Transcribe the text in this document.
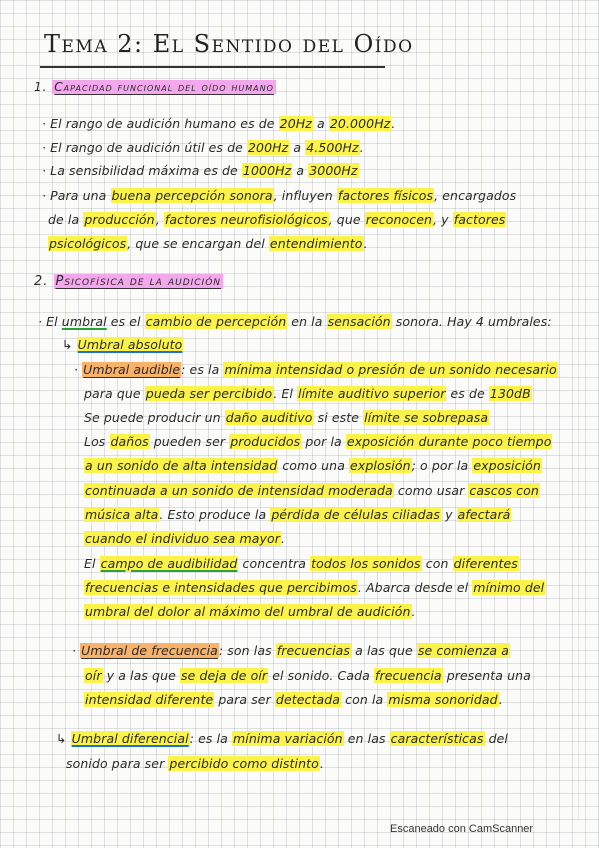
Tema 2: El Sentido del Oído
1. Capacidad funcional del oído humano
· El rango de audición humano es de 20Hz a 20.000Hz.
· El rango de audición útil es de 200Hz a 4.500Hz.
· La sensibilidad máxima es de 1000Hz a 3000Hz
· Para una buena percepción sonora, influyen factores físicos, encargados
de la producción, factores neurofisiológicos, que reconocen, y factores
psicológicos, que se encargan del entendimiento.
2. Psicofísica de la audición
· El umbral es el cambio de percepción en la sensación sonora. Hay 4 umbrales:
↳ Umbral absoluto
· Umbral audible: es la mínima intensidad o presión de un sonido necesario
para que pueda ser percibido. El límite auditivo superior es de 130dB
Se puede producir un daño auditivo si este límite se sobrepasa
Los daños pueden ser producidos por la exposición durante poco tiempo
a un sonido de alta intensidad como una explosión; o por la exposición
continuada a un sonido de intensidad moderada como usar cascos con
música alta. Esto produce la pérdida de células ciliadas y afectará
cuando el individuo sea mayor.
El campo de audibilidad concentra todos los sonidos con diferentes
frecuencias e intensidades que percibimos. Abarca desde el mínimo del
umbral del dolor al máximo del umbral de audición.
· Umbral de frecuencia: son las frecuencias a las que se comienza a
oír y a las que se deja de oír el sonido. Cada frecuencia presenta una
intensidad diferente para ser detectada con la misma sonoridad.
↳ Umbral diferencial: es la mínima variación en las características del
sonido para ser percibido como distinto.
Escaneado con CamScanner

# # # # # # #

STATED EXERCISE ▸ In your copy of the listing above, reproduce each line exactly and omit all pictures.

EXERCISE RESULT ▸
Transcribe the text in this document.
Tema 2: El Sentido del Oído
1. Capacidad funcional del oído humano
· El rango de audición humano es de 20Hz a 20.000Hz.
· El rango de audición útil es de 200Hz a 4.500Hz.
· La sensibilidad máxima es de 1000Hz a 3000Hz
· Para una buena percepción sonora, influyen factores físicos, encargados
de la producción, factores neurofisiológicos, que reconocen, y factores
psicológicos, que se encargan del entendimiento.
2. Psicofísica de la audición
· El umbral es el cambio de percepción en la sensación sonora. Hay 4 umbrales:
↳ Umbral absoluto
· Umbral audible: es la mínima intensidad o presión de un sonido necesario
para que pueda ser percibido. El límite auditivo superior es de 130dB
Se puede producir un daño auditivo si este límite se sobrepasa
Los daños pueden ser producidos por la exposición durante poco tiempo
a un sonido de alta intensidad como una explosión; o por la exposición
continuada a un sonido de intensidad moderada como usar cascos con
música alta. Esto produce la pérdida de células ciliadas y afectará
cuando el individuo sea mayor.
El campo de audibilidad concentra todos los sonidos con diferentes
frecuencias e intensidades que percibimos. Abarca desde el mínimo del
umbral del dolor al máximo del umbral de audición.
· Umbral de frecuencia: son las frecuencias a las que se comienza a
oír y a las que se deja de oír el sonido. Cada frecuencia presenta una
intensidad diferente para ser detectada con la misma sonoridad.
↳ Umbral diferencial: es la mínima variación en las características del
sonido para ser percibido como distinto.
Escaneado con CamScanner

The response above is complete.